### Aim
Reproduce the complete listing without any deviation.

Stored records

=-=-=

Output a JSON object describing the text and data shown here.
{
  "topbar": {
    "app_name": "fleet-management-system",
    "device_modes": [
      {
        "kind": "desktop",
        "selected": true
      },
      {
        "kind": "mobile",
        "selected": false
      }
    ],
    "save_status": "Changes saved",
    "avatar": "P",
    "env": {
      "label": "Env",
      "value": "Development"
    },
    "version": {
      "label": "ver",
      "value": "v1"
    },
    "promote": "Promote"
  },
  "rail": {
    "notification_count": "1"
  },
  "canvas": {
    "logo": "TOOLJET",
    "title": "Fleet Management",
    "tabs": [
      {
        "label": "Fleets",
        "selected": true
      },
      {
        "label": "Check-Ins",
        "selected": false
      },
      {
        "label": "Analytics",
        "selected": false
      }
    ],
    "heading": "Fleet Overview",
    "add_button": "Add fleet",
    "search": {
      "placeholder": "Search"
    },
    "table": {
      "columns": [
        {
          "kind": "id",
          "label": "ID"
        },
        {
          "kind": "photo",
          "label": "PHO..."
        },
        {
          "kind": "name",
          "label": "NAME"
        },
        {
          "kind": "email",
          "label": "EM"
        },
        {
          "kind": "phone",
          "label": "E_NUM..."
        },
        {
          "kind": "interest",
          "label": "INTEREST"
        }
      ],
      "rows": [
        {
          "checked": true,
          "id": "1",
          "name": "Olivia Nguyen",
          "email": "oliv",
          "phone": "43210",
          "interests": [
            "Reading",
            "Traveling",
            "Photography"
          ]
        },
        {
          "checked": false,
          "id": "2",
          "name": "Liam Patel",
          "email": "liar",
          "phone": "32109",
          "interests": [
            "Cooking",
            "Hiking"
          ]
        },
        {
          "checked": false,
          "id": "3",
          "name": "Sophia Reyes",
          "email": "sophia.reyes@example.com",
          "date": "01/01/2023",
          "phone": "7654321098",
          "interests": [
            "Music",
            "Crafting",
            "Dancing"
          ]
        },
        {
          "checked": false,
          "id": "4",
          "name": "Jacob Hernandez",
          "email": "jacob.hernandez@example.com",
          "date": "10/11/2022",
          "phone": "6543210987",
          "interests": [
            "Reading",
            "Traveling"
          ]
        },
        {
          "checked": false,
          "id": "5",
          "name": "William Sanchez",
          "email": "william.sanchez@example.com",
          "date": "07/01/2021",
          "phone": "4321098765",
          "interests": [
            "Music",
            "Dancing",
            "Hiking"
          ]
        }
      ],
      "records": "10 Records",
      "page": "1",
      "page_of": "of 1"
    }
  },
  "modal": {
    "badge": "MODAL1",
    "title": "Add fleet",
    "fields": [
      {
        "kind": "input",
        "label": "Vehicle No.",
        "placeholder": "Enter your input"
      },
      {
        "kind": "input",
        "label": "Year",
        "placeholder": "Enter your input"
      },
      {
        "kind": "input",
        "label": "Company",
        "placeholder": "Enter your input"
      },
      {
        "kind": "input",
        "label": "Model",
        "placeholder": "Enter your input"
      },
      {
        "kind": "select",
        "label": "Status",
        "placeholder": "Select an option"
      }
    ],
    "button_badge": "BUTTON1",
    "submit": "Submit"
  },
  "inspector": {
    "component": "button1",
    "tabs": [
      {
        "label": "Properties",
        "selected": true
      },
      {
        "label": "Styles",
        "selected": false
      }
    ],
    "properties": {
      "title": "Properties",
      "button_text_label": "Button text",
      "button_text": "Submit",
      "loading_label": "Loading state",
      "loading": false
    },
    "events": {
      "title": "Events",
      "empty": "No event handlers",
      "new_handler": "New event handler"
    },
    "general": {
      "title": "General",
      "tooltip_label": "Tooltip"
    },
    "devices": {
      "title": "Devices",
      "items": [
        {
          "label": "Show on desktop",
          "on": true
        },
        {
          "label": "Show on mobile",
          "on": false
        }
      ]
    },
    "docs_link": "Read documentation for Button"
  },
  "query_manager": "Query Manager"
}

=-=-=

### The result
Output a JSON object describing the text and data shown here.
{
  "topbar": {
    "app_name": "fleet-management-system",
    "device_modes": [
      {
        "kind": "desktop",
        "selected": true
      },
      {
        "kind": "mobile",
        "selected": false
      }
    ],
    "save_status": "Changes saved",
    "avatar": "P",
    "env": {
      "label": "Env",
      "value": "Development"
    },
    "version": {
      "label": "ver",
      "value": "v1"
    },
    "promote": "Promote"
  },
  "rail": {
    "notification_count": "1"
  },
  "canvas": {
    "logo": "TOOLJET",
    "title": "Fleet Management",
    "tabs": [
      {
        "label": "Fleets",
        "selected": true
      },
      {
        "label": "Check-Ins",
        "selected": false
      },
      {
        "label": "Analytics",
        "selected": false
      }
    ],
    "heading": "Fleet Overview",
    "add_button": "Add fleet",
    "search": {
      "placeholder": "Search"
    },
    "table": {
      "columns": [
        {
          "kind": "id",
          "label": "ID"
        },
        {
          "kind": "photo",
          "label": "PHO..."
        },
        {
          "kind": "name",
          "label": "NAME"
        },
        {
          "kind": "email",
          "label": "EM"
        },
        {
          "kind": "phone",
          "label": "E_NUM..."
        },
        {
          "kind": "interest",
          "label": "INTEREST"
        }
      ],
      "rows": [
        {
          "checked": true,
          "id": "1",
          "name": "Olivia Nguyen",
          "email": "oliv",
          "phone": "43210",
          "interests": [
            "Reading",
            "Traveling",
            "Photography"
          ]
        },
        {
          "checked": false,
          "id": "2",
          "name": "Liam Patel",
          "email": "liar",
          "phone": "32109",
          "interests": [
            "Cooking",
            "Hiking"
          ]
        },
        {
          "checked": false,
          "id": "3",
          "name": "Sophia Reyes",
          "email": "sophia.reyes@example.com",
          "date": "01/01/2023",
          "phone": "7654321098",
          "interests": [
            "Music",
            "Crafting",
            "Dancing"
          ]
        },
        {
          "checked": false,
          "id": "4",
          "name": "Jacob Hernandez",
          "email": "jacob.hernandez@example.com",
          "date": "10/11/2022",
          "phone": "6543210987",
          "interests": [
            "Reading",
            "Traveling"
          ]
        },
        {
          "checked": false,
          "id": "5",
          "name": "William Sanchez",
          "email": "william.sanchez@example.com",
          "date": "07/01/2021",
          "phone": "4321098765",
          "interests": [
            "Music",
            "Dancing",
            "Hiking"
          ]
        }
      ],
      "records": "10 Records",
      "page": "1",
      "page_of": "of 1"
    }
  },
  "modal": {
    "badge": "MODAL1",
    "title": "Add fleet",
    "fields": [
      {
        "kind": "input",
        "label": "Vehicle No.",
        "placeholder": "Enter your input"
      },
      {
        "kind": "input",
        "label": "Year",
        "placeholder": "Enter your input"
      },
      {
        "kind": "input",
        "label": "Company",
        "placeholder": "Enter your input"
      },
      {
        "kind": "input",
        "label": "Model",
        "placeholder": "Enter your input"
      },
      {
        "kind": "select",
        "label": "Status",
        "placeholder": "Select an option"
      }
    ],
    "button_badge": "BUTTON1",
    "submit": "Submit"
  },
  "inspector": {
    "component": "button1",
    "tabs": [
      {
        "label": "Properties",
        "selected": true
      },
      {
        "label": "Styles",
        "selected": false
      }
    ],
    "properties": {
      "title": "Properties",
      "button_text_label": "Button text",
      "button_text": "Submit",
      "loading_label": "Loading state",
      "loading": false
    },
    "events": {
      "title": "Events",
      "empty": "No event handlers",
      "new_handler": "New event handler"
    },
    "general": {
      "title": "General",
      "tooltip_label": "Tooltip"
    },
    "devices": {
      "title": "Devices",
      "items": [
        {
          "label": "Show on desktop",
          "on": true
        },
        {
          "label": "Show on mobile",
          "on": false
        }
      ]
    },
    "docs_link": "Read documentation for Button"
  },
  "query_manager": "Query Manager"
}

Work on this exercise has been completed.